# Exercise prompt
From the entries below, say how many lines carry the word "xlabel", and give nothing but the number.

# Task inputs
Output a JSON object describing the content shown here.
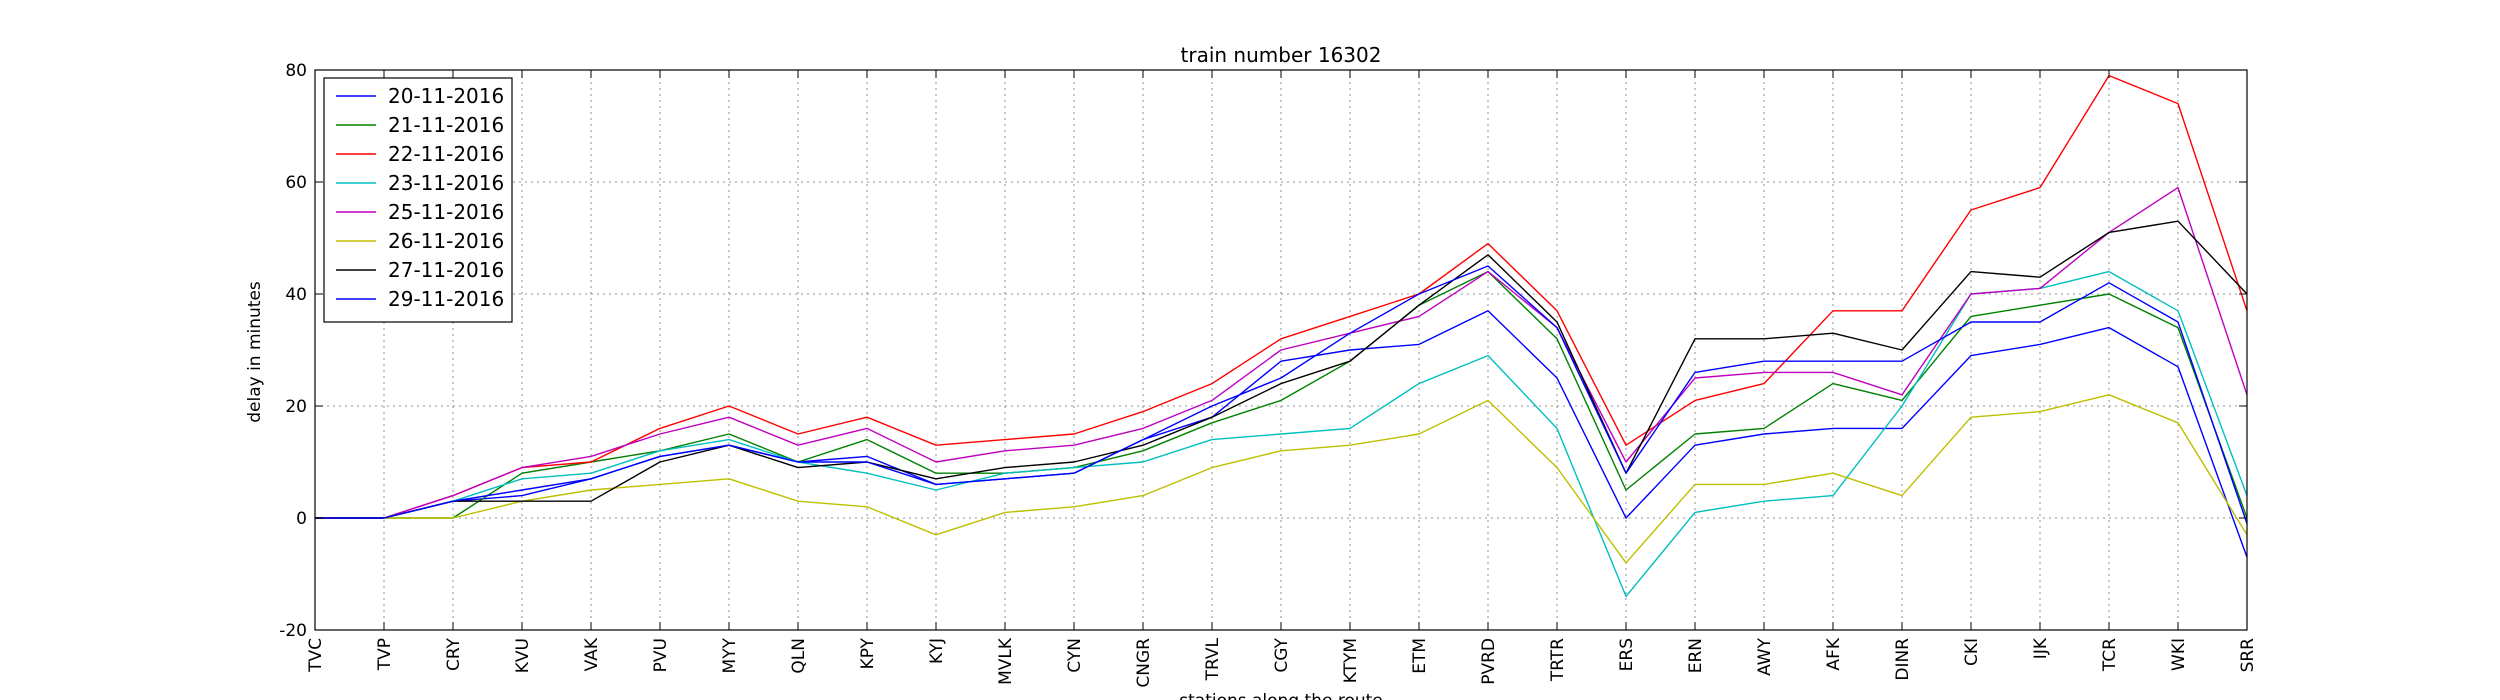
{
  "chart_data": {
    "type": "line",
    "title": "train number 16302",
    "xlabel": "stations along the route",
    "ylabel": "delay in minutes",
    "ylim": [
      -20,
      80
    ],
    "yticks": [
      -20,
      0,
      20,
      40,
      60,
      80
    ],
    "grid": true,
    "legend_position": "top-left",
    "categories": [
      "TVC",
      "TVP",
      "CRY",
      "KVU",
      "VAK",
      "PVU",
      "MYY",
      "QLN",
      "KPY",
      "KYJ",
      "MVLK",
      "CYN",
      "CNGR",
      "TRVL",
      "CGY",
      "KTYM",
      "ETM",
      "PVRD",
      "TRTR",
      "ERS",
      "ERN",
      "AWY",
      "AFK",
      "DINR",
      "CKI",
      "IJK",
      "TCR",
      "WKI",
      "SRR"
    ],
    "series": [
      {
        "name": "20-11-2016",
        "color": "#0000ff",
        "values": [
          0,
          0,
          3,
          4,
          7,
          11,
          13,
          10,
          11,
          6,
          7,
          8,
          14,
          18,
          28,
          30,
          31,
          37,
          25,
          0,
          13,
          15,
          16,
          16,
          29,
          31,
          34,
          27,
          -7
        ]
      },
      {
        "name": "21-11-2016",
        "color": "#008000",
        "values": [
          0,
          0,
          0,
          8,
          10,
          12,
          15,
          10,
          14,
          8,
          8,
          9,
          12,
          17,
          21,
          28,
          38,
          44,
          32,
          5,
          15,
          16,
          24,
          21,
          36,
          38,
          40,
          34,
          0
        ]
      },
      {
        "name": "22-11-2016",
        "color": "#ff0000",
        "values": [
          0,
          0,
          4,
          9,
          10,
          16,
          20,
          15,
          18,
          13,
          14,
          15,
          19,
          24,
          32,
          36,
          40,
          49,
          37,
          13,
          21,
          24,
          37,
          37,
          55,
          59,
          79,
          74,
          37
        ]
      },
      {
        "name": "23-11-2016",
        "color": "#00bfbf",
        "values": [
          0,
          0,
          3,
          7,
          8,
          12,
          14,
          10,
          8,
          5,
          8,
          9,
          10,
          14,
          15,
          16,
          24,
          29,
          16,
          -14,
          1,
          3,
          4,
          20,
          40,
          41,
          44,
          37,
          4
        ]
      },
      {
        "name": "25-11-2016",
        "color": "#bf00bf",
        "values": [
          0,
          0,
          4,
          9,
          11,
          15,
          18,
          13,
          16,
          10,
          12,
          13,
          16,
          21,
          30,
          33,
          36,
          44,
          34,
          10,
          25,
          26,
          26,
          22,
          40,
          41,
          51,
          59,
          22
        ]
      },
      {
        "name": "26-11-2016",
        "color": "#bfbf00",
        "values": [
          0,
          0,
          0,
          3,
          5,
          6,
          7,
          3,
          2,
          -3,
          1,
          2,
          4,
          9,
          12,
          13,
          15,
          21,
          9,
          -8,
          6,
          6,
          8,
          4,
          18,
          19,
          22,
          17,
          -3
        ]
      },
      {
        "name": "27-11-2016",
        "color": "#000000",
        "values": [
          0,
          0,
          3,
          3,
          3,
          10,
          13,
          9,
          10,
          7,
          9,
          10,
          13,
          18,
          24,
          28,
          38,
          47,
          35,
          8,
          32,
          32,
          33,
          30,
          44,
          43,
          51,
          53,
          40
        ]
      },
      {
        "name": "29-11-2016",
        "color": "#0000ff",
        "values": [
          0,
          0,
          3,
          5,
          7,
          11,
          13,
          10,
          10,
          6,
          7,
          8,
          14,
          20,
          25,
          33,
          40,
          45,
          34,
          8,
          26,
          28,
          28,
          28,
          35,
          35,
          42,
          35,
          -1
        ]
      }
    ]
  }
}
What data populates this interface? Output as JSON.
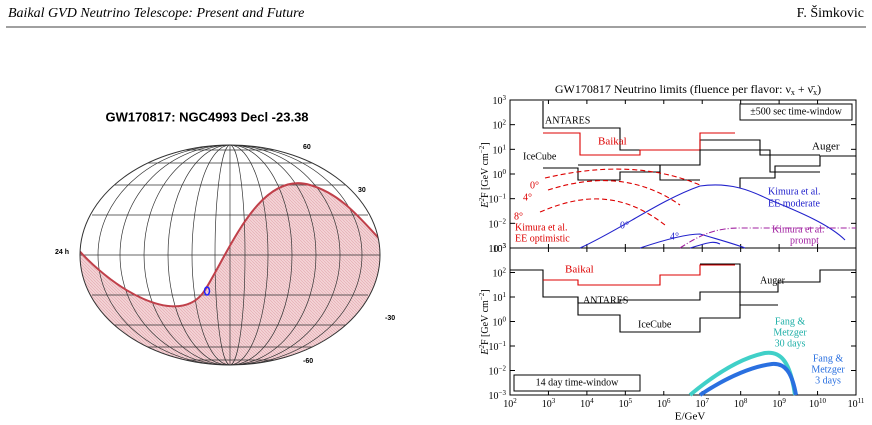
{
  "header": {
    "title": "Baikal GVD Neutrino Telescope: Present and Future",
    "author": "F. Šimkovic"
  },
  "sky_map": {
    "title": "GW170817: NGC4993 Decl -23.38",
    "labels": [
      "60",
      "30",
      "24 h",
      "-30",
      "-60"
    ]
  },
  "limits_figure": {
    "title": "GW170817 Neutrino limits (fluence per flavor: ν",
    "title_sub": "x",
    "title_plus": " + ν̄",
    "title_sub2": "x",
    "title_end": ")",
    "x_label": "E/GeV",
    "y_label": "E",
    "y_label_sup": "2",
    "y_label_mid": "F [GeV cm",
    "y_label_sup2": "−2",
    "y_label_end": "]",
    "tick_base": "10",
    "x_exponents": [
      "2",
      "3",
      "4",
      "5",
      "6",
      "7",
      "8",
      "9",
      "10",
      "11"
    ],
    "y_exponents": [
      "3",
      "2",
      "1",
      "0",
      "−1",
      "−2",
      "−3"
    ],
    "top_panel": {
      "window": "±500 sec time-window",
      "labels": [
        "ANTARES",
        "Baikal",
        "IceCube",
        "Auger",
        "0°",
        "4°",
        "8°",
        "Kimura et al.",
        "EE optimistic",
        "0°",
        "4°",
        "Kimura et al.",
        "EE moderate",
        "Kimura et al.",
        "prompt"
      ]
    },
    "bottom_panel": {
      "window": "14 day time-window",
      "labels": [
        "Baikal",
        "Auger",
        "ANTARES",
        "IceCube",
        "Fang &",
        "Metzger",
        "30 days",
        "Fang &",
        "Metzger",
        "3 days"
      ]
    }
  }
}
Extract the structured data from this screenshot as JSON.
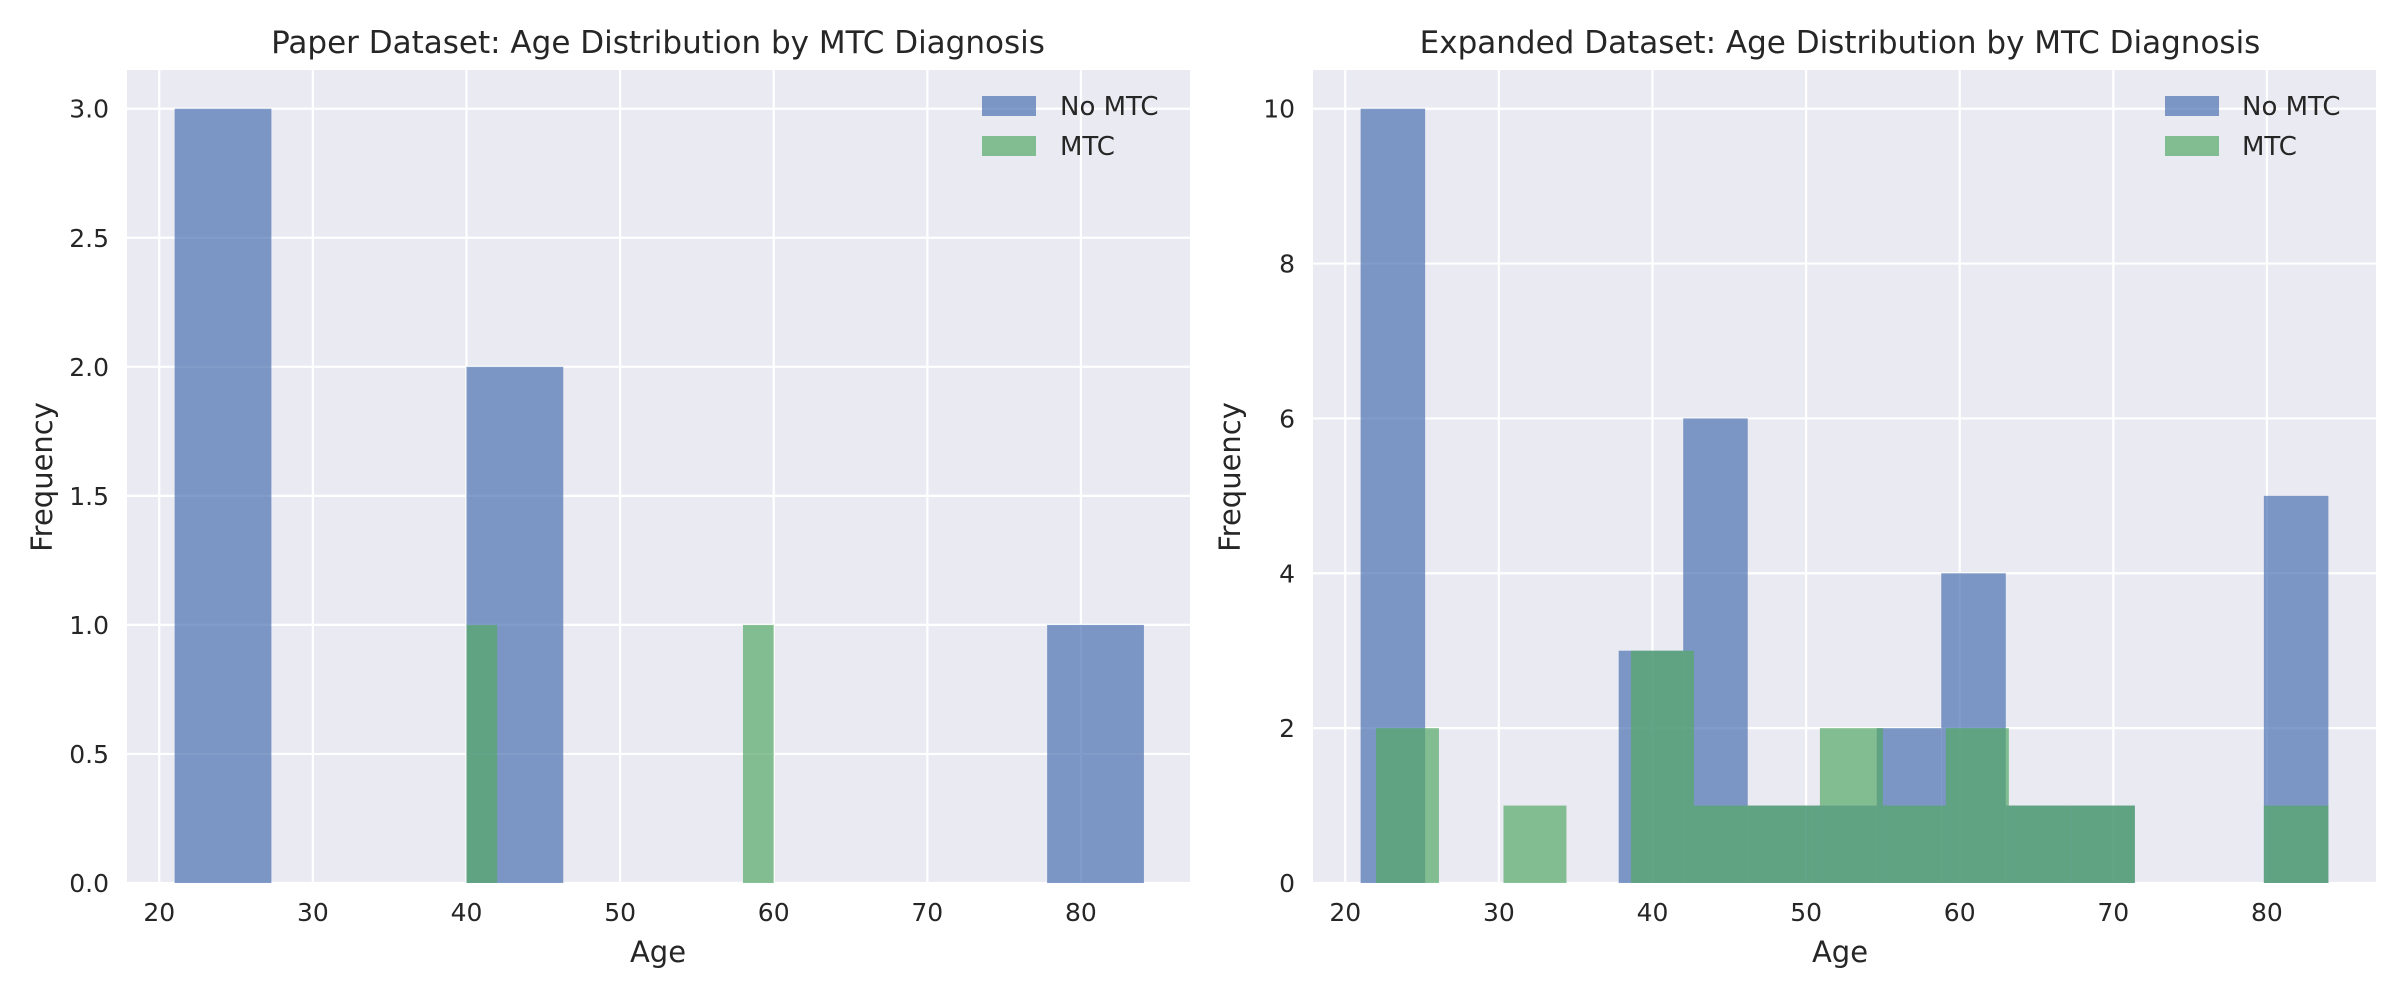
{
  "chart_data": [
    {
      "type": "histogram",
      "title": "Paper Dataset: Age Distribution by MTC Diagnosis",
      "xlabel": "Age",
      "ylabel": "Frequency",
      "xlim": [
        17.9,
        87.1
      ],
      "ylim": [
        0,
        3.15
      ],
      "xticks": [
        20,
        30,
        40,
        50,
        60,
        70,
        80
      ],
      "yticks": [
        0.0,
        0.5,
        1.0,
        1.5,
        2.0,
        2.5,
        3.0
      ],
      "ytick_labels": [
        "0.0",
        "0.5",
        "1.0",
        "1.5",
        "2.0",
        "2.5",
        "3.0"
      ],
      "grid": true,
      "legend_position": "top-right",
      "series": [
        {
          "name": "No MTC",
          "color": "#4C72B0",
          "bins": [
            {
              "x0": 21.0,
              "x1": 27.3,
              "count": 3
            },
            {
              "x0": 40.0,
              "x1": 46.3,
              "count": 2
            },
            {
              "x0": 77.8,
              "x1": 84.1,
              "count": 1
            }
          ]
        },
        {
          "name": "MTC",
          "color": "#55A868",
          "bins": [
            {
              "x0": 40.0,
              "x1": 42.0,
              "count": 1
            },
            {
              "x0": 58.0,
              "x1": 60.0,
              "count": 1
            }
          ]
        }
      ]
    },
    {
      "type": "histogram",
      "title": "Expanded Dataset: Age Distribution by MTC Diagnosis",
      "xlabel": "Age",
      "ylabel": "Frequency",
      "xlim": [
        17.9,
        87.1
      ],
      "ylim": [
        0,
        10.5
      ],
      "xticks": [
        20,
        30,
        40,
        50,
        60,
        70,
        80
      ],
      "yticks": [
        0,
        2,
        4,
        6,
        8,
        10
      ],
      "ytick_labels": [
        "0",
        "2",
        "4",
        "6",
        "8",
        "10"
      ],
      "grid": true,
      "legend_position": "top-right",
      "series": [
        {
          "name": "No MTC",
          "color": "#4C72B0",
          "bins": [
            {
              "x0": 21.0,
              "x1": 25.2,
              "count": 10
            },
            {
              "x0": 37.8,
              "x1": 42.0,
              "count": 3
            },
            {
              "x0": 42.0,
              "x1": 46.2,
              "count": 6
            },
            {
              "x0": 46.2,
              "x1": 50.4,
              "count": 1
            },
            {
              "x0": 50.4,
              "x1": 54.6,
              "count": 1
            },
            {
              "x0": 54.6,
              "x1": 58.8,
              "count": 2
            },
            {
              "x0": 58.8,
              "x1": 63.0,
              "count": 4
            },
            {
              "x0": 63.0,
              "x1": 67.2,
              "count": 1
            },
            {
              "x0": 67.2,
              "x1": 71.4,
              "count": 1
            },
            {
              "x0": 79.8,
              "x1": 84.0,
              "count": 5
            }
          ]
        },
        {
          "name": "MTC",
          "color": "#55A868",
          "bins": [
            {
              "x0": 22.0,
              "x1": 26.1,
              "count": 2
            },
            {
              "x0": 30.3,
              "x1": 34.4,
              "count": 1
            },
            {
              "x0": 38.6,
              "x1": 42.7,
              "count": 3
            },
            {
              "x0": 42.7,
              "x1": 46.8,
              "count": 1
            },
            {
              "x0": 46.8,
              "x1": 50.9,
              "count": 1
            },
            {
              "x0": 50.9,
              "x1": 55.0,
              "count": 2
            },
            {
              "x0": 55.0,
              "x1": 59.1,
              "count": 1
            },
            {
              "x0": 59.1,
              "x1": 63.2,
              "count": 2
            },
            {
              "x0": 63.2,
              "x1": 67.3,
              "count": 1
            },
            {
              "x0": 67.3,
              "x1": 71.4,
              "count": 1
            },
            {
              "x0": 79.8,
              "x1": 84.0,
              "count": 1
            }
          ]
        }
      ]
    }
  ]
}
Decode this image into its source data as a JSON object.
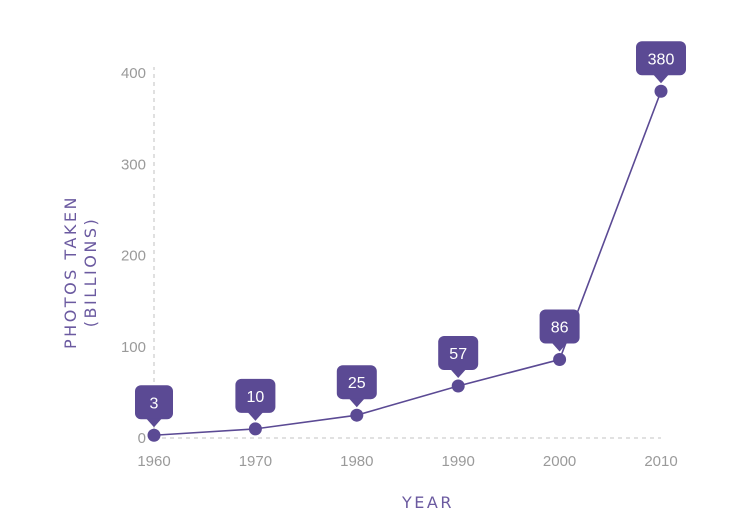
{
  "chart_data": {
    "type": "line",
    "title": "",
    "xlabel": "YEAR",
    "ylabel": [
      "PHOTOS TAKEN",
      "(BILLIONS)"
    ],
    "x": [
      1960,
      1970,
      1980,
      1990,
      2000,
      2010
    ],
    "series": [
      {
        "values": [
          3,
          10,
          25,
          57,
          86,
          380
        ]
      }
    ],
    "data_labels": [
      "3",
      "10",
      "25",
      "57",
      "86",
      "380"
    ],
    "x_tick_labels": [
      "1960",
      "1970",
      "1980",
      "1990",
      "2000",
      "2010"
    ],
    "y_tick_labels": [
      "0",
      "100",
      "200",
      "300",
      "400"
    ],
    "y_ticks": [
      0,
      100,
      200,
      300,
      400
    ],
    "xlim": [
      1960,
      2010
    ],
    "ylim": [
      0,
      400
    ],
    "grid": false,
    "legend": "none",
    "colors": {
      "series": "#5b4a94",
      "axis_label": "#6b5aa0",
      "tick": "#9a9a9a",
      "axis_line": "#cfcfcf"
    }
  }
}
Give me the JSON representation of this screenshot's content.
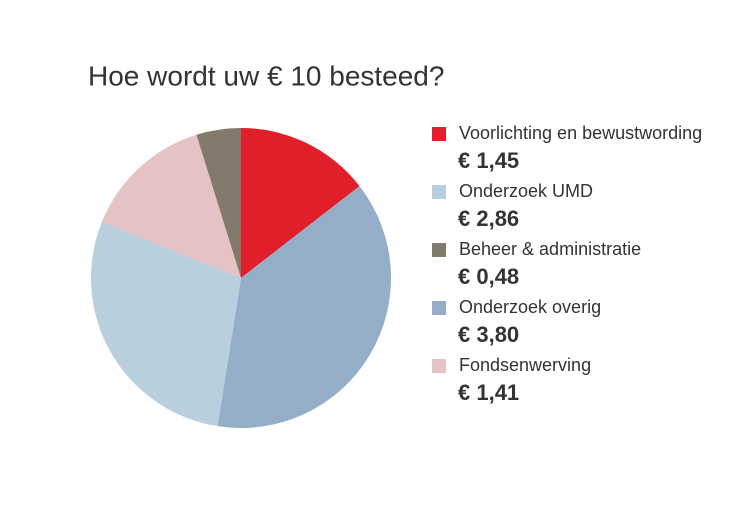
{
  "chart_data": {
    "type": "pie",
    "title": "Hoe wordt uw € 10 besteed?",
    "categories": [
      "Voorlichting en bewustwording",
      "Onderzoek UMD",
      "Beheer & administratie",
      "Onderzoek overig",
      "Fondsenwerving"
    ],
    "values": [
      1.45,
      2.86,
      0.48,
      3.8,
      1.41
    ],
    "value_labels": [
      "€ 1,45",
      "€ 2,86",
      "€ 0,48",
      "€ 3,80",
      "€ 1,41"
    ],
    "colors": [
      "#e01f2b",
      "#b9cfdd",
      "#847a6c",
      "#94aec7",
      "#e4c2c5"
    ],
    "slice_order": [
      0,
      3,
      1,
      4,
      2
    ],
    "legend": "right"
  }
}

# Result
4